## Short exercise:
Transcribe the records below exactly.

◇ ◇ ◇ ◇ ◇

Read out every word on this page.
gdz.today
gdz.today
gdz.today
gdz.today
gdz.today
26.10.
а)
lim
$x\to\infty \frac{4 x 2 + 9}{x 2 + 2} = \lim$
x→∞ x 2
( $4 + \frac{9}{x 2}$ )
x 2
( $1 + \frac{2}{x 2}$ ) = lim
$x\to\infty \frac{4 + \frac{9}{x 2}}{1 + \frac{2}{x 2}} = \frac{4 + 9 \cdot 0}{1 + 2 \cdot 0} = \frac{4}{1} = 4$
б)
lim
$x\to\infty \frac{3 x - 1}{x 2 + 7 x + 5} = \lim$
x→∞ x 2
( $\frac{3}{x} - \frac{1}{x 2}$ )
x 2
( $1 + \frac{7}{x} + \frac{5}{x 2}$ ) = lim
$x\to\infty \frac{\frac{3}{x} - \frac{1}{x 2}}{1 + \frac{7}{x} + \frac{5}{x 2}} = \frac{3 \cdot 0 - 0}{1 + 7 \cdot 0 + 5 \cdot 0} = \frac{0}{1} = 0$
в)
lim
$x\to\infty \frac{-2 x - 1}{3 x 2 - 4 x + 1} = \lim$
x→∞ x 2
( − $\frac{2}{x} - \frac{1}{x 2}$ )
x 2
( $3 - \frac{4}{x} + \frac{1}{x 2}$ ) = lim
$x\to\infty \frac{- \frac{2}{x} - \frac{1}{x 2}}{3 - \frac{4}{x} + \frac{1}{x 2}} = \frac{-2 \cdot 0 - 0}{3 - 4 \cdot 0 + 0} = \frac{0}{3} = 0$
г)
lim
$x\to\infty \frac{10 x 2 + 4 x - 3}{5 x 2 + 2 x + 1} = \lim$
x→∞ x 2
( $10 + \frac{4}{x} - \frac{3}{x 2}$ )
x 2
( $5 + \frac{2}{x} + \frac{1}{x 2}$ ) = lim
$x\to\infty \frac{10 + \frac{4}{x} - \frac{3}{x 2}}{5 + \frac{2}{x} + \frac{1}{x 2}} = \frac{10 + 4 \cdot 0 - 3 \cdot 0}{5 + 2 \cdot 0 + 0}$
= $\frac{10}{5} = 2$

◇ ◇ ◇ ◇ ◇

## Correct answer:
Read out every word on this page.
gdz.today
gdz.today
gdz.today
gdz.today
gdz.today
26.10.
а)
lim
$x\to\infty \frac{4 x 2 + 9}{x 2 + 2} = \lim$
x→∞ x 2
( $4 + \frac{9}{x 2}$ )
x 2
( $1 + \frac{2}{x 2}$ ) = lim
$x\to\infty \frac{4 + \frac{9}{x 2}}{1 + \frac{2}{x 2}} = \frac{4 + 9 \cdot 0}{1 + 2 \cdot 0} = \frac{4}{1} = 4$
б)
lim
$x\to\infty \frac{3 x - 1}{x 2 + 7 x + 5} = \lim$
x→∞ x 2
( $\frac{3}{x} - \frac{1}{x 2}$ )
x 2
( $1 + \frac{7}{x} + \frac{5}{x 2}$ ) = lim
$x\to\infty \frac{\frac{3}{x} - \frac{1}{x 2}}{1 + \frac{7}{x} + \frac{5}{x 2}} = \frac{3 \cdot 0 - 0}{1 + 7 \cdot 0 + 5 \cdot 0} = \frac{0}{1} = 0$
в)
lim
$x\to\infty \frac{-2 x - 1}{3 x 2 - 4 x + 1} = \lim$
x→∞ x 2
( − $\frac{2}{x} - \frac{1}{x 2}$ )
x 2
( $3 - \frac{4}{x} + \frac{1}{x 2}$ ) = lim
$x\to\infty \frac{- \frac{2}{x} - \frac{1}{x 2}}{3 - \frac{4}{x} + \frac{1}{x 2}} = \frac{-2 \cdot 0 - 0}{3 - 4 \cdot 0 + 0} = \frac{0}{3} = 0$
г)
lim
$x\to\infty \frac{10 x 2 + 4 x - 3}{5 x 2 + 2 x + 1} = \lim$
x→∞ x 2
( $10 + \frac{4}{x} - \frac{3}{x 2}$ )
x 2
( $5 + \frac{2}{x} + \frac{1}{x 2}$ ) = lim
$x\to\infty \frac{10 + \frac{4}{x} - \frac{3}{x 2}}{5 + \frac{2}{x} + \frac{1}{x 2}} = \frac{10 + 4 \cdot 0 - 3 \cdot 0}{5 + 2 \cdot 0 + 0}$
= $\frac{10}{5} = 2$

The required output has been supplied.